• **The request**:
Gather all lines containing the string "Friedman" and copy them out.

------------------------------------

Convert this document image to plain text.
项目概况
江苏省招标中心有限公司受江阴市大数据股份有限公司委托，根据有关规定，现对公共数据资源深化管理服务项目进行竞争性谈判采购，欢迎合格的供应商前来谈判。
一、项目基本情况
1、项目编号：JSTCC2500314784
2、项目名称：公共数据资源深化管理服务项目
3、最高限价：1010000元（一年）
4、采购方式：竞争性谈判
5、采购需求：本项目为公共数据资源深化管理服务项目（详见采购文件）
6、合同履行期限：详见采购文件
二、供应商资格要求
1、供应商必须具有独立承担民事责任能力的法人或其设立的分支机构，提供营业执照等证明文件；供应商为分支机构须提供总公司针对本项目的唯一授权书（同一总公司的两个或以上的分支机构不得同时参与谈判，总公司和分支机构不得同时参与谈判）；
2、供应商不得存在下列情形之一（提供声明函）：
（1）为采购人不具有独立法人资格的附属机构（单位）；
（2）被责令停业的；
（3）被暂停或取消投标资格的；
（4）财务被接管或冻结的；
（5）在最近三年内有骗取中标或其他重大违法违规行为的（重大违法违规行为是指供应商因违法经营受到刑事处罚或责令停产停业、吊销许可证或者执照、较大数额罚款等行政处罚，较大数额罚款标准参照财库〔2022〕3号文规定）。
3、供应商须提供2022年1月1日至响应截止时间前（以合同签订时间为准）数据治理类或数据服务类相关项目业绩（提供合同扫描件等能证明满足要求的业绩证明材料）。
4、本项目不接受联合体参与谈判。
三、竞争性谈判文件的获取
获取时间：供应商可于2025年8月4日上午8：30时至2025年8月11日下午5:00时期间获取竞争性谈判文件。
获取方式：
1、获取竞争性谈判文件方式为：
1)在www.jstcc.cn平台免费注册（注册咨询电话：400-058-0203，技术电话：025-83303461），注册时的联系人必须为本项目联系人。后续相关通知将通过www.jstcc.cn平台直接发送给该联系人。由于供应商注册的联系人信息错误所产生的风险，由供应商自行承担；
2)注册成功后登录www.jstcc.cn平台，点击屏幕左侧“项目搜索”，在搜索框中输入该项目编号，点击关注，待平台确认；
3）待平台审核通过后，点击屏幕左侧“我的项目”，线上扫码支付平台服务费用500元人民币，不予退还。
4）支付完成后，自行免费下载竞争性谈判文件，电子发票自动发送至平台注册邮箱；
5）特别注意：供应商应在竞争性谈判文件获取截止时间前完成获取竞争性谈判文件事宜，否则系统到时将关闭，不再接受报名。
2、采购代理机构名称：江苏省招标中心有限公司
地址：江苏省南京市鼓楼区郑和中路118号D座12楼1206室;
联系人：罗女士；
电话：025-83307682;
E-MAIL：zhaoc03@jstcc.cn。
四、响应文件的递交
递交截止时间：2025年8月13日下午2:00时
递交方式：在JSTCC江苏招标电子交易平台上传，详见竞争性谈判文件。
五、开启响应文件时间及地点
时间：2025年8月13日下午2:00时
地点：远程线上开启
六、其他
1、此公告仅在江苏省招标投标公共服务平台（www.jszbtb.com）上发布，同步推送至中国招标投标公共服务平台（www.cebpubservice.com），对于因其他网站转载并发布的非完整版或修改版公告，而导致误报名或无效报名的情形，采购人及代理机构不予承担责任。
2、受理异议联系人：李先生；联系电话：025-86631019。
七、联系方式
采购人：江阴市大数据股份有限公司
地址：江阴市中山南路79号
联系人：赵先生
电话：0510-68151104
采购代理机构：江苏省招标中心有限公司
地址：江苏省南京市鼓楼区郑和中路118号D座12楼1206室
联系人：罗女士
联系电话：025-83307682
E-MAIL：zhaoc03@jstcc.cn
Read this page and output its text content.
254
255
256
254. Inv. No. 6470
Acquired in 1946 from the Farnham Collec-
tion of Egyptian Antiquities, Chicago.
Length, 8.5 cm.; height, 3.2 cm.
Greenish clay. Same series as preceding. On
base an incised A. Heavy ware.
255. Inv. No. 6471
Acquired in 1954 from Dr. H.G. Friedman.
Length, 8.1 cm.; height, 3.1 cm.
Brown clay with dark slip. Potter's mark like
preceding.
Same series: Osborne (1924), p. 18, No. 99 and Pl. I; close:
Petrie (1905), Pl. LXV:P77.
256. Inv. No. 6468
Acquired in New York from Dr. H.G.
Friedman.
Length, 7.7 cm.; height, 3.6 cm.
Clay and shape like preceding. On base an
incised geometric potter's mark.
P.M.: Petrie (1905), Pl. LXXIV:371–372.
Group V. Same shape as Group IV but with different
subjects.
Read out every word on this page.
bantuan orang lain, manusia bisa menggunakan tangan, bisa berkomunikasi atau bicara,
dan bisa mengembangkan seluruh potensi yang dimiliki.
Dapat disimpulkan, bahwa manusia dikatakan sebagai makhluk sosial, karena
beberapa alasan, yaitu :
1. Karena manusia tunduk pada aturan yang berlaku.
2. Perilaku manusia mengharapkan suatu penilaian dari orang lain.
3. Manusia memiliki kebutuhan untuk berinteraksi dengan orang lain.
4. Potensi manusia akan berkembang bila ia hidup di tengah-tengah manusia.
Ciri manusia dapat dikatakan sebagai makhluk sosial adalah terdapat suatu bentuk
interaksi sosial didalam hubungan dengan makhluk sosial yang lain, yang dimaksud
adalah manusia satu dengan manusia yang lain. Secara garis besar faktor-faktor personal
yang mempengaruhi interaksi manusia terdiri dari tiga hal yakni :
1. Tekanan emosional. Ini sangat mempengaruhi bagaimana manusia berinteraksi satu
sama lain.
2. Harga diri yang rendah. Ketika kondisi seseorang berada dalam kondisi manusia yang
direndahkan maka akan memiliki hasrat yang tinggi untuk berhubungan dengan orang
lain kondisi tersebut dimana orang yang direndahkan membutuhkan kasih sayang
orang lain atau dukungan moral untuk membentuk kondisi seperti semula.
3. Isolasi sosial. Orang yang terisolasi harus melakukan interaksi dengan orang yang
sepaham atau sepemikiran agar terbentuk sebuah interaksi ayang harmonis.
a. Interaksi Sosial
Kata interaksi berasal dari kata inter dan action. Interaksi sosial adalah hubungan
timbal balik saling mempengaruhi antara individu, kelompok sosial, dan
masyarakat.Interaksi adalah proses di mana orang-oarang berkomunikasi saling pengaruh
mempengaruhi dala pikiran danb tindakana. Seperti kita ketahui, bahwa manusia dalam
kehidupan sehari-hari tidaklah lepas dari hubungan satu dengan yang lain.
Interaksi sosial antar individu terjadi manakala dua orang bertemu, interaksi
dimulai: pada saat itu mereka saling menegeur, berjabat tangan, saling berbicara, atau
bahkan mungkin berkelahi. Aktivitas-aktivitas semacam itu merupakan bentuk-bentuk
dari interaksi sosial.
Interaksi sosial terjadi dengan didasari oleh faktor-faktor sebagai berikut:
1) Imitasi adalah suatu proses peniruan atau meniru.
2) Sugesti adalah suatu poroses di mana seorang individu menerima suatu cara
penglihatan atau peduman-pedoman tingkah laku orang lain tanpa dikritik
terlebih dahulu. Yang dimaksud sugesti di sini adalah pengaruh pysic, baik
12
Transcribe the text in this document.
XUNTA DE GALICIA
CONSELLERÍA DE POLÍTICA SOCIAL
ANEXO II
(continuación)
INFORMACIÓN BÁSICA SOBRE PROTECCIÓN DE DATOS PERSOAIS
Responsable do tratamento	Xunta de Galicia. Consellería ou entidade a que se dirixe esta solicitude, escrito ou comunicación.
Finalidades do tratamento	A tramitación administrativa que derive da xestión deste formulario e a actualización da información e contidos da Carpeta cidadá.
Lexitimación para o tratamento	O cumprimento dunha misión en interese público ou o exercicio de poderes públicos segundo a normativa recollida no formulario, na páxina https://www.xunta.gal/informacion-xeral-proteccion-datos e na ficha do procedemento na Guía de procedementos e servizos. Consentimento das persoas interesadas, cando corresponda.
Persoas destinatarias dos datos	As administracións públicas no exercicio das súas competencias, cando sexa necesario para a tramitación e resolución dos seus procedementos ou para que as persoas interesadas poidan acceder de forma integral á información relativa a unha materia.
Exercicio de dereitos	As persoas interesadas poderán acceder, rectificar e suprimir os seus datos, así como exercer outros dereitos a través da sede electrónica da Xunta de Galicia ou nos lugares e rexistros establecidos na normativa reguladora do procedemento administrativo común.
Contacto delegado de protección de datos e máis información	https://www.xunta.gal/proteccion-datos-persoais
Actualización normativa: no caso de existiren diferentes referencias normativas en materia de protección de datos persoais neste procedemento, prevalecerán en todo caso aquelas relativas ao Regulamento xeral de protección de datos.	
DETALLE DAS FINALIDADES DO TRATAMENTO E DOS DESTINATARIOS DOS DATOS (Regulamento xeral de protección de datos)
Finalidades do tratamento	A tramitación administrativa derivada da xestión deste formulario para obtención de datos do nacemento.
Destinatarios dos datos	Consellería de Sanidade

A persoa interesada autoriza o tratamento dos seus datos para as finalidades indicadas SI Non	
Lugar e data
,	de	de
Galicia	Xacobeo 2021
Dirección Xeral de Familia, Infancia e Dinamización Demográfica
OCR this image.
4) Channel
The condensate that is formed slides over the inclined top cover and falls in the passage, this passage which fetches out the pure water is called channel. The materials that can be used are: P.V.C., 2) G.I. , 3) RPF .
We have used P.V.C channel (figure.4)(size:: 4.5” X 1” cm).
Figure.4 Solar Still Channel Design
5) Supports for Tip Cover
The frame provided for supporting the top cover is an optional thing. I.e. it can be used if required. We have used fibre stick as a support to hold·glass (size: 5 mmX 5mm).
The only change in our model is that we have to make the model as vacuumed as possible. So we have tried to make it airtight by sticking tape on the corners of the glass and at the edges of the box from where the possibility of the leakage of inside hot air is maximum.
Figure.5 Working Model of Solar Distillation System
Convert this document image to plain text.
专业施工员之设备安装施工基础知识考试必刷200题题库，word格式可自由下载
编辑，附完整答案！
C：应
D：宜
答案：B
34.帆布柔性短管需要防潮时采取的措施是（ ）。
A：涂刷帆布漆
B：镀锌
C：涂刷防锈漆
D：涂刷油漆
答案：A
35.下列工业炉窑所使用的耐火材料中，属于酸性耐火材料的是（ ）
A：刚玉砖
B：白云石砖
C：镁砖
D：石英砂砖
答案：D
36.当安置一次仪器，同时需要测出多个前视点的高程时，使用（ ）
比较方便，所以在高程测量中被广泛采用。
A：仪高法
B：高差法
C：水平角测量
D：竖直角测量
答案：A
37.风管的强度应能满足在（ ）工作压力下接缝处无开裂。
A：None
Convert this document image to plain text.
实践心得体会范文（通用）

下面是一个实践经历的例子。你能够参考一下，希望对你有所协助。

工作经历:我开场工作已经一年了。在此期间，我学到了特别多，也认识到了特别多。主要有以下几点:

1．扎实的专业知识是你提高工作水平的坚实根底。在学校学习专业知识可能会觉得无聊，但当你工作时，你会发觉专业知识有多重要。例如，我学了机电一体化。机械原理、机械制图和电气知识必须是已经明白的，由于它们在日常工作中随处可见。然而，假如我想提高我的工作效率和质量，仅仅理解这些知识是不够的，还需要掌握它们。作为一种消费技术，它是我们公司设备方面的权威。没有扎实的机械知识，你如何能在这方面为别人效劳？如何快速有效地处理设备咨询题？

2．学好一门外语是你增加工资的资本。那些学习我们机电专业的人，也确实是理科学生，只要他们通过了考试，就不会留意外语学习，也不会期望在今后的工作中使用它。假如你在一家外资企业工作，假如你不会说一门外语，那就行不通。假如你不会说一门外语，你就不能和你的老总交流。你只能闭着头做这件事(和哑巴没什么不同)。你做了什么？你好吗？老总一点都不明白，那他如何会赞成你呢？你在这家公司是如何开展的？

------------------------------------

• **Expected answer**:
Acquired in 1954 from Dr. H.G. Friedman.
Friedman.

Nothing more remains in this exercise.